Stated problem » Please transcribe the listing below in full and word for word, without its pictures.

==== Exercise input ====

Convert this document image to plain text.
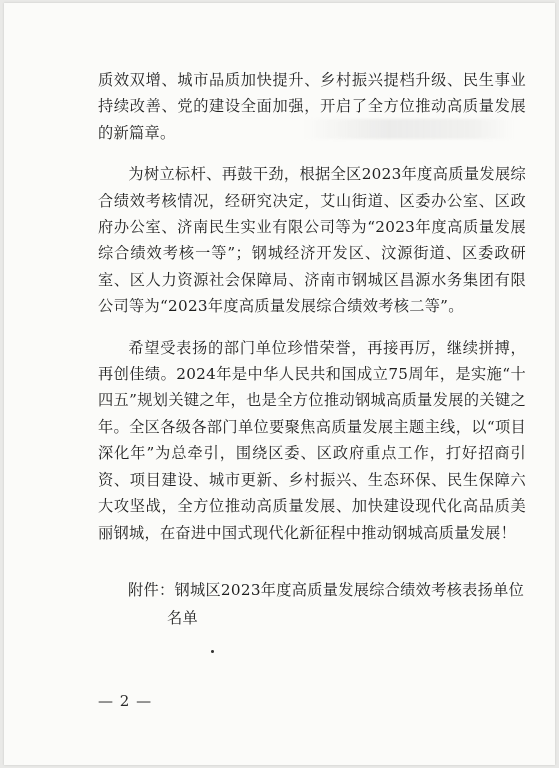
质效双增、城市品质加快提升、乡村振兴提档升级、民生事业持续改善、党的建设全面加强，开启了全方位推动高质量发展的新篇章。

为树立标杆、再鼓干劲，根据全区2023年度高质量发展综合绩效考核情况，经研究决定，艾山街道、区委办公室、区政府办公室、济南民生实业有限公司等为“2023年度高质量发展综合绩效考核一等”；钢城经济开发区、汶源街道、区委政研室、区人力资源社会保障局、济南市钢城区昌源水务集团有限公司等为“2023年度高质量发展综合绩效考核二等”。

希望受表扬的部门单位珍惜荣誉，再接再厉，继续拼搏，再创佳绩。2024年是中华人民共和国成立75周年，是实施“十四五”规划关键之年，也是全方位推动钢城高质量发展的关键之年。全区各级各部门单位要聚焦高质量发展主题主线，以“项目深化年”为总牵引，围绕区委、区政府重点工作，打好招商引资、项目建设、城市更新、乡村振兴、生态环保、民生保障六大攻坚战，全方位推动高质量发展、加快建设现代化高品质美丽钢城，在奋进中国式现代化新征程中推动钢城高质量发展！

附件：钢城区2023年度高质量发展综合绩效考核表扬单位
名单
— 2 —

====

Exercise solution »
Convert this document image to plain text.
质效双增、城市品质加快提升、乡村振兴提档升级、民生事业持续改善、党的建设全面加强，开启了全方位推动高质量发展的新篇章。

为树立标杆、再鼓干劲，根据全区2023年度高质量发展综合绩效考核情况，经研究决定，艾山街道、区委办公室、区政府办公室、济南民生实业有限公司等为“2023年度高质量发展综合绩效考核一等”；钢城经济开发区、汶源街道、区委政研室、区人力资源社会保障局、济南市钢城区昌源水务集团有限公司等为“2023年度高质量发展综合绩效考核二等”。

希望受表扬的部门单位珍惜荣誉，再接再厉，继续拼搏，再创佳绩。2024年是中华人民共和国成立75周年，是实施“十四五”规划关键之年，也是全方位推动钢城高质量发展的关键之年。全区各级各部门单位要聚焦高质量发展主题主线，以“项目深化年”为总牵引，围绕区委、区政府重点工作，打好招商引资、项目建设、城市更新、乡村振兴、生态环保、民生保障六大攻坚战，全方位推动高质量发展、加快建设现代化高品质美丽钢城，在奋进中国式现代化新征程中推动钢城高质量发展！

附件：钢城区2023年度高质量发展综合绩效考核表扬单位
名单
— 2 —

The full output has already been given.